• _Source_
┌────────

# Thread: Simple Big-O identity

1. ## Simple Big-O identity

Hello,
the problem is to prove basic Big-O identity:
$\displaystyle (1+O(1))^n=2^{O(n)}$

I tried following combinatorial identity, but I didn't know how to continue after using it once:
$\displaystyle (1+x)^n=\displaystyle\sum\limits_{j=0}^n \binom {n} {j}x^j$

Maybe combining with this would yield some results:
$\displaystyle \displaystyle\binom {n} {0}+\binom {n} {1}+\binom {n} {2}+...+\binom {n} {n}=2^n$

Also this theorem might be useful:
$\displaystyle O(f(n)+O(g(n)))=O(f(n)+g(n))=O(max\{{f(n),g(n)\})$

Any help is appreciated. Thank you!

└────────

• _Task A_
Answer these from the Big-O thread:
(i) What identity does the poster need to prove?
(ii) What does the sum of binomial coefficients from n choose 0 through n choose n equal?
(iii) According to the quoted theorem, O(f(n)+g(n)) equals O of what?
• _Task B_
Proceed with the Big-O thread, picking up after its last line.

Layout coordinate data
┌────────

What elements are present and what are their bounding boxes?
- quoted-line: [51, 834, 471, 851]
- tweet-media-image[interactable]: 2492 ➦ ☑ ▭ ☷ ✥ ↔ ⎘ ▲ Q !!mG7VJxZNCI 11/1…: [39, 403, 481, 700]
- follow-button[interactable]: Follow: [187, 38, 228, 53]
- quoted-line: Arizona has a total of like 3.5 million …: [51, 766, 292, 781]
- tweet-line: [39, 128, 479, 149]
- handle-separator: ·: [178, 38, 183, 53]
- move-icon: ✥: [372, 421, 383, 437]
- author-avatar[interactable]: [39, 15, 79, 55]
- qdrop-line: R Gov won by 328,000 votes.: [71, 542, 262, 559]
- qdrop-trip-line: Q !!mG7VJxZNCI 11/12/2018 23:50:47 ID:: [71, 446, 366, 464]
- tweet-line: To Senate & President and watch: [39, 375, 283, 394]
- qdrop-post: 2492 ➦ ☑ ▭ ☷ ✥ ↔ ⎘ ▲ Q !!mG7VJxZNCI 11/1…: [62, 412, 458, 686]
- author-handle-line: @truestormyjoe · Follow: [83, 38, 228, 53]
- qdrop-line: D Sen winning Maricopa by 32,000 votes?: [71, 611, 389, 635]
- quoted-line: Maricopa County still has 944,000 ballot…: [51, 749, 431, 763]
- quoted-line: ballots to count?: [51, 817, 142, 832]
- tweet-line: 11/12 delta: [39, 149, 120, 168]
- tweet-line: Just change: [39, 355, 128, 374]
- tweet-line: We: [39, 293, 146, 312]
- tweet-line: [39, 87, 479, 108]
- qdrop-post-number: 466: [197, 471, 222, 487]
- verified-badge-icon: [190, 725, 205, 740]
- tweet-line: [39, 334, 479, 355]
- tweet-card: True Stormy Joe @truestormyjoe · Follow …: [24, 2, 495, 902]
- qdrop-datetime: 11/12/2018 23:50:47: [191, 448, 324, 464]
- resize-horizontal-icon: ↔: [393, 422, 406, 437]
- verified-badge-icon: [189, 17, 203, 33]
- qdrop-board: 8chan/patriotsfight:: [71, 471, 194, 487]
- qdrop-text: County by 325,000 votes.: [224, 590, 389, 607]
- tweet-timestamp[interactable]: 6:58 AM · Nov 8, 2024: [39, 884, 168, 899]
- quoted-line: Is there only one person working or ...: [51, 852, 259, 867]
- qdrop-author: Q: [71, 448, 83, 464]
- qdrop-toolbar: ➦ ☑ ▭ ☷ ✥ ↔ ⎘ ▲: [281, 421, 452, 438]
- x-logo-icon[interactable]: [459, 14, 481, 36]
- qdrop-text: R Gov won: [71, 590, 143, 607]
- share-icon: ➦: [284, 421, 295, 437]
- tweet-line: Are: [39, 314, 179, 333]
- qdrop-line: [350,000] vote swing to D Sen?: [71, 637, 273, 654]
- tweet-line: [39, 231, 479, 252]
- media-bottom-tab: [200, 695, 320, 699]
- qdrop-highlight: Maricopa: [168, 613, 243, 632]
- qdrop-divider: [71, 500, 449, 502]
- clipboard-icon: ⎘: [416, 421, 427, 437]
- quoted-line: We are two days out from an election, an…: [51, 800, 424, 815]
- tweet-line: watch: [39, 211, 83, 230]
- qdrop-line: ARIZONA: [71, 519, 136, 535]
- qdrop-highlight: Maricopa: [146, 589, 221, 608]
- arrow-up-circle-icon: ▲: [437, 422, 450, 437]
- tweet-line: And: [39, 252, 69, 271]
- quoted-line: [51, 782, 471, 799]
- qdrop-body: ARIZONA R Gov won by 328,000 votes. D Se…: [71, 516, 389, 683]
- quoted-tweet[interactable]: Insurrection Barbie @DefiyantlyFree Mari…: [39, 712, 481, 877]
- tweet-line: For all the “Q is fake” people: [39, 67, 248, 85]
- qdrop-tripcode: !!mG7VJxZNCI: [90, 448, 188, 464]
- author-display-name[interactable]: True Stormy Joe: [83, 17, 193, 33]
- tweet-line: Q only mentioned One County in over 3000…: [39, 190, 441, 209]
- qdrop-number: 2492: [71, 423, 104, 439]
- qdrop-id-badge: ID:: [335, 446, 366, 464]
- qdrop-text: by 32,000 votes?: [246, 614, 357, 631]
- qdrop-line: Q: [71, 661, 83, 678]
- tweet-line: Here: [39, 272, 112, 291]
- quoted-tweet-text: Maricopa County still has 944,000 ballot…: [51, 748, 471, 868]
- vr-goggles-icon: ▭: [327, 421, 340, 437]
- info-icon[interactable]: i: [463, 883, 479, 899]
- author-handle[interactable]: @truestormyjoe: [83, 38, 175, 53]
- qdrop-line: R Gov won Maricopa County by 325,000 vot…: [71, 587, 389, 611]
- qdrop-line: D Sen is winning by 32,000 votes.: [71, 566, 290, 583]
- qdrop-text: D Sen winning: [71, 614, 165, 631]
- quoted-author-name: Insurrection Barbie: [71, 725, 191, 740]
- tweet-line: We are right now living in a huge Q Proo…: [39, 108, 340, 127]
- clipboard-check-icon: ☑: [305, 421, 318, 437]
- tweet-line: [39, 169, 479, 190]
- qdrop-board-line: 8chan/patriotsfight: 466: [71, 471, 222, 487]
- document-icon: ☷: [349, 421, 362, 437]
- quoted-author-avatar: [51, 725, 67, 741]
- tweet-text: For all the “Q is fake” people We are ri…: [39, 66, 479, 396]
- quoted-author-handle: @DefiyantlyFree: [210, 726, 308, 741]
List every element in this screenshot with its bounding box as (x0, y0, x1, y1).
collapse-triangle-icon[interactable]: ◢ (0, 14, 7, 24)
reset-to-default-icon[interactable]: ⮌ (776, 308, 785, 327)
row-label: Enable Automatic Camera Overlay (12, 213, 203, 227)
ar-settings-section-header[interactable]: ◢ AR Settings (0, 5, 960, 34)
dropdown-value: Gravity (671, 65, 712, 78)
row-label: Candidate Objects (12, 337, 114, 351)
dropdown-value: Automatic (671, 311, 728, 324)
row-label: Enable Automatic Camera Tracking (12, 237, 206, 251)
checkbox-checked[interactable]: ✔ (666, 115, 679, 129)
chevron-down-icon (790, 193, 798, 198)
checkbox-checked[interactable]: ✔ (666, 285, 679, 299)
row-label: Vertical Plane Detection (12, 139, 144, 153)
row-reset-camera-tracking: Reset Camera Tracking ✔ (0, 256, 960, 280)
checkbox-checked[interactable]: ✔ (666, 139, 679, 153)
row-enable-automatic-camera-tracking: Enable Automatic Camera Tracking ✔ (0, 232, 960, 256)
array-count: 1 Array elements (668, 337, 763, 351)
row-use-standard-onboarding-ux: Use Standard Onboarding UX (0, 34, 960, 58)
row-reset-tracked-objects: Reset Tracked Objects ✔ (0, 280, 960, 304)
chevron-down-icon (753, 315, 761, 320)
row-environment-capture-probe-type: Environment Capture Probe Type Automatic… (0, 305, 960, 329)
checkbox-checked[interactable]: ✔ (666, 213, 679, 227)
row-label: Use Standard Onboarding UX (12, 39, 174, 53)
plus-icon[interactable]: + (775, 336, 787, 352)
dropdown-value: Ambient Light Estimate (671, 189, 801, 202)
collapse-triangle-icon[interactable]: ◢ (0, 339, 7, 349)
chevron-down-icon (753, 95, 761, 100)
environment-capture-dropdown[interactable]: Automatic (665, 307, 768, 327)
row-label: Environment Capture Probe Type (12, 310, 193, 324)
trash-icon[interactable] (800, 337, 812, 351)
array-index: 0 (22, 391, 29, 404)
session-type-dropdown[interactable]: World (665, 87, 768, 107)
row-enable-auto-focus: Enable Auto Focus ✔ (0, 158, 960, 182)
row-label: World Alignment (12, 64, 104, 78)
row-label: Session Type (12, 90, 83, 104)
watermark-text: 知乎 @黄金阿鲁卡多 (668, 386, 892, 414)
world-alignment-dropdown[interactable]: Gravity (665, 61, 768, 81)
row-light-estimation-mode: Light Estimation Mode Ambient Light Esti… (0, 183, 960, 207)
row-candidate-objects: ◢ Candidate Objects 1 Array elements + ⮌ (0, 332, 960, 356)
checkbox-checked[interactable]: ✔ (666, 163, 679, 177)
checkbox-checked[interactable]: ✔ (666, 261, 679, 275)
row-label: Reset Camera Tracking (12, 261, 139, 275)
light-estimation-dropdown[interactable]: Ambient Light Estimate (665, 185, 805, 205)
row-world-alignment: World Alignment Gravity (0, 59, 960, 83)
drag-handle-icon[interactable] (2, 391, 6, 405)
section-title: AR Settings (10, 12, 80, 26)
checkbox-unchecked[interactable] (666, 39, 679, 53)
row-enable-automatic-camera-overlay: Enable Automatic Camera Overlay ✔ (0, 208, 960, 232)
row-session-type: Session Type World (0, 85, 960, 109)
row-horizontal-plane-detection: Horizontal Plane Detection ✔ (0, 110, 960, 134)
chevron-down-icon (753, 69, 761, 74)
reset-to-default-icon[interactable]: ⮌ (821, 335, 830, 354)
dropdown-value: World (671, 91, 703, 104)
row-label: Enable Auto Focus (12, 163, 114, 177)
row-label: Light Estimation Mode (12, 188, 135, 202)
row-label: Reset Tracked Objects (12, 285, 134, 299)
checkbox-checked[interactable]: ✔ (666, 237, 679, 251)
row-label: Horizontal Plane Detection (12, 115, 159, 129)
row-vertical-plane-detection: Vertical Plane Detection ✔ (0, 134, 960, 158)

└────────

• _Exercise answer A_
(i) (1+O(1))^n = 2^{O(n)}
(ii) 2^n
(iii) max{f(n), g(n)}

• _Exercise answer B_
2. Originally Posted by Greg98
Hello,
the problem is to prove basic Big-O identity:
$\displaystyle (1+O(1))^n=2^{O(n)}$

I tried following combinatorial identity, but I didn't know how to continue after using it once:
$\displaystyle (1+x)^n=\displaystyle\sum\limits_{j=0}^n \binom {n} {j}x^j$

Maybe combining with this would yield some results:
$\displaystyle \displaystyle\binom {n} {0}+\binom {n} {1}+\binom {n} {2}+...+\binom {n} {n}=2^n$

Also this theorem might be useful:
$\displaystyle O(f(n)+O(g(n)))=O(f(n)+g(n))=O(max\{{f(n),g(n)\})$

Any help is appreciated. Thank you!
Does:

$\displaystyle 2^{n\rm{lg}(1+O(1))}=2^{O(n)}$

help?

Alternativly apply the definition of $\displaystyle f(n)=O(1)$ to the left hand side and proceed to simplify and manipulate.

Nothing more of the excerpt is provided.